Data excerpts —
----------------------------------------
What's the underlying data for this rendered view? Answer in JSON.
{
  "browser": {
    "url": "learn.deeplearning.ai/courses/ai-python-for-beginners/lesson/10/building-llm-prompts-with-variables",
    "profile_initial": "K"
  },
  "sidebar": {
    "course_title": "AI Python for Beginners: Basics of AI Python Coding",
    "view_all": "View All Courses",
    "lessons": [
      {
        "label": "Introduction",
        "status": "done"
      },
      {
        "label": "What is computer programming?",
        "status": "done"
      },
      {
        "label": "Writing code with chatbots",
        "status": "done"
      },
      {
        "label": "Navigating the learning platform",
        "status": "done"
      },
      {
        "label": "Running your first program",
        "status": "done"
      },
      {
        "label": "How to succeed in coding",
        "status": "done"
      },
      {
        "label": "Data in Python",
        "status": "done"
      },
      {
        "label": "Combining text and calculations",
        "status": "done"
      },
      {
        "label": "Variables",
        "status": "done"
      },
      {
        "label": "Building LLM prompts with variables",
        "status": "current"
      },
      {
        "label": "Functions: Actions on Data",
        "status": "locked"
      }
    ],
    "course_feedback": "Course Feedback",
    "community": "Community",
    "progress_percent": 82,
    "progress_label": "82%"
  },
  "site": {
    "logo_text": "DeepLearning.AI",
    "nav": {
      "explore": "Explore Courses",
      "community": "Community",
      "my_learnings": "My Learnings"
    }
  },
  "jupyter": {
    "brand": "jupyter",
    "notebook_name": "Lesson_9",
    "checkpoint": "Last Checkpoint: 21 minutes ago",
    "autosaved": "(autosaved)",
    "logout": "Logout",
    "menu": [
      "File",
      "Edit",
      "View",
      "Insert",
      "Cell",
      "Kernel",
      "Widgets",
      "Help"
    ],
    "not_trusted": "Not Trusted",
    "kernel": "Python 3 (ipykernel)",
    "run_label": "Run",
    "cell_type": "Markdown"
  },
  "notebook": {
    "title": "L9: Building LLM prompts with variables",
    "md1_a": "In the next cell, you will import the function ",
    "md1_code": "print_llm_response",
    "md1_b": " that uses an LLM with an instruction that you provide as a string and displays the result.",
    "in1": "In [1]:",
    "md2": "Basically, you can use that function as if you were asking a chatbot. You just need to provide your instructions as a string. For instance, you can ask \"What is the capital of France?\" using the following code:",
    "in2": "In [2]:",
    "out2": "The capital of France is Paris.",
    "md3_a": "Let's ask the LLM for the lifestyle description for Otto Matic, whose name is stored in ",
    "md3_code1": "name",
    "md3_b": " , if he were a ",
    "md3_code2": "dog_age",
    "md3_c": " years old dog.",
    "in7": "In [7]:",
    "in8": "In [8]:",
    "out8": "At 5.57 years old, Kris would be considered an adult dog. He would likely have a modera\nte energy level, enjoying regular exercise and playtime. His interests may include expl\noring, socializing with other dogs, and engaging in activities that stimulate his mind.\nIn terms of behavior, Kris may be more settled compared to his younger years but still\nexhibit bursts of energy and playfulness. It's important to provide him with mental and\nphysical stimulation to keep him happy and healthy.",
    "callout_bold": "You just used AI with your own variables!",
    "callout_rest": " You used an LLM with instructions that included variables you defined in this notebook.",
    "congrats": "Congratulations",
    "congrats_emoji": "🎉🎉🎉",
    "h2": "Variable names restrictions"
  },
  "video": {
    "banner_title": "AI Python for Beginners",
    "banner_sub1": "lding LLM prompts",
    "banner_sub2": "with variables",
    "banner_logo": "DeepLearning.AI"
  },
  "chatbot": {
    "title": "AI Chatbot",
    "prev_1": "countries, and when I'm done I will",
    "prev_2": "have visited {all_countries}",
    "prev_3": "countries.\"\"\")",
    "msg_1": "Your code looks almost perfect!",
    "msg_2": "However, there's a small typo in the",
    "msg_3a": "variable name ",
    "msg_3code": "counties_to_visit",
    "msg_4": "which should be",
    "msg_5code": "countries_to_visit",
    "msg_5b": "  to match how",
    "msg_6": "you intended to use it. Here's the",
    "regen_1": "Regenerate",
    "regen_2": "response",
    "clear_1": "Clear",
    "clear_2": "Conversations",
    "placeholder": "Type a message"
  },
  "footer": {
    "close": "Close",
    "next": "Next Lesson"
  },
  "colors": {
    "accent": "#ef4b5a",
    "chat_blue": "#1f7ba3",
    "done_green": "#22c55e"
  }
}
----------------------------------------
Exercise requirements — Your task is to repeat every entry exactly.

Exercise response —
What's the underlying data for this rendered view? Answer in JSON.
{
  "browser": {
    "url": "learn.deeplearning.ai/courses/ai-python-for-beginners/lesson/10/building-llm-prompts-with-variables",
    "profile_initial": "K"
  },
  "sidebar": {
    "course_title": "AI Python for Beginners: Basics of AI Python Coding",
    "view_all": "View All Courses",
    "lessons": [
      {
        "label": "Introduction",
        "status": "done"
      },
      {
        "label": "What is computer programming?",
        "status": "done"
      },
      {
        "label": "Writing code with chatbots",
        "status": "done"
      },
      {
        "label": "Navigating the learning platform",
        "status": "done"
      },
      {
        "label": "Running your first program",
        "status": "done"
      },
      {
        "label": "How to succeed in coding",
        "status": "done"
      },
      {
        "label": "Data in Python",
        "status": "done"
      },
      {
        "label": "Combining text and calculations",
        "status": "done"
      },
      {
        "label": "Variables",
        "status": "done"
      },
      {
        "label": "Building LLM prompts with variables",
        "status": "current"
      },
      {
        "label": "Functions: Actions on Data",
        "status": "locked"
      }
    ],
    "course_feedback": "Course Feedback",
    "community": "Community",
    "progress_percent": 82,
    "progress_label": "82%"
  },
  "site": {
    "logo_text": "DeepLearning.AI",
    "nav": {
      "explore": "Explore Courses",
      "community": "Community",
      "my_learnings": "My Learnings"
    }
  },
  "jupyter": {
    "brand": "jupyter",
    "notebook_name": "Lesson_9",
    "checkpoint": "Last Checkpoint: 21 minutes ago",
    "autosaved": "(autosaved)",
    "logout": "Logout",
    "menu": [
      "File",
      "Edit",
      "View",
      "Insert",
      "Cell",
      "Kernel",
      "Widgets",
      "Help"
    ],
    "not_trusted": "Not Trusted",
    "kernel": "Python 3 (ipykernel)",
    "run_label": "Run",
    "cell_type": "Markdown"
  },
  "notebook": {
    "title": "L9: Building LLM prompts with variables",
    "md1_a": "In the next cell, you will import the function ",
    "md1_code": "print_llm_response",
    "md1_b": " that uses an LLM with an instruction that you provide as a string and displays the result.",
    "in1": "In [1]:",
    "md2": "Basically, you can use that function as if you were asking a chatbot. You just need to provide your instructions as a string. For instance, you can ask \"What is the capital of France?\" using the following code:",
    "in2": "In [2]:",
    "out2": "The capital of France is Paris.",
    "md3_a": "Let's ask the LLM for the lifestyle description for Otto Matic, whose name is stored in ",
    "md3_code1": "name",
    "md3_b": " , if he were a ",
    "md3_code2": "dog_age",
    "md3_c": " years old dog.",
    "in7": "In [7]:",
    "in8": "In [8]:",
    "out8": "At 5.57 years old, Kris would be considered an adult dog. He would likely have a modera\nte energy level, enjoying regular exercise and playtime. His interests may include expl\noring, socializing with other dogs, and engaging in activities that stimulate his mind.\nIn terms of behavior, Kris may be more settled compared to his younger years but still\nexhibit bursts of energy and playfulness. It's important to provide him with mental and\nphysical stimulation to keep him happy and healthy.",
    "callout_bold": "You just used AI with your own variables!",
    "callout_rest": " You used an LLM with instructions that included variables you defined in this notebook.",
    "congrats": "Congratulations",
    "congrats_emoji": "🎉🎉🎉",
    "h2": "Variable names restrictions"
  },
  "video": {
    "banner_title": "AI Python for Beginners",
    "banner_sub1": "lding LLM prompts",
    "banner_sub2": "with variables",
    "banner_logo": "DeepLearning.AI"
  },
  "chatbot": {
    "title": "AI Chatbot",
    "prev_1": "countries, and when I'm done I will",
    "prev_2": "have visited {all_countries}",
    "prev_3": "countries.\"\"\")",
    "msg_1": "Your code looks almost perfect!",
    "msg_2": "However, there's a small typo in the",
    "msg_3a": "variable name ",
    "msg_3code": "counties_to_visit",
    "msg_4": "which should be",
    "msg_5code": "countries_to_visit",
    "msg_5b": "  to match how",
    "msg_6": "you intended to use it. Here's the",
    "regen_1": "Regenerate",
    "regen_2": "response",
    "clear_1": "Clear",
    "clear_2": "Conversations",
    "placeholder": "Type a message"
  },
  "footer": {
    "close": "Close",
    "next": "Next Lesson"
  },
  "colors": {
    "accent": "#ef4b5a",
    "chat_blue": "#1f7ba3",
    "done_green": "#22c55e"
  }
}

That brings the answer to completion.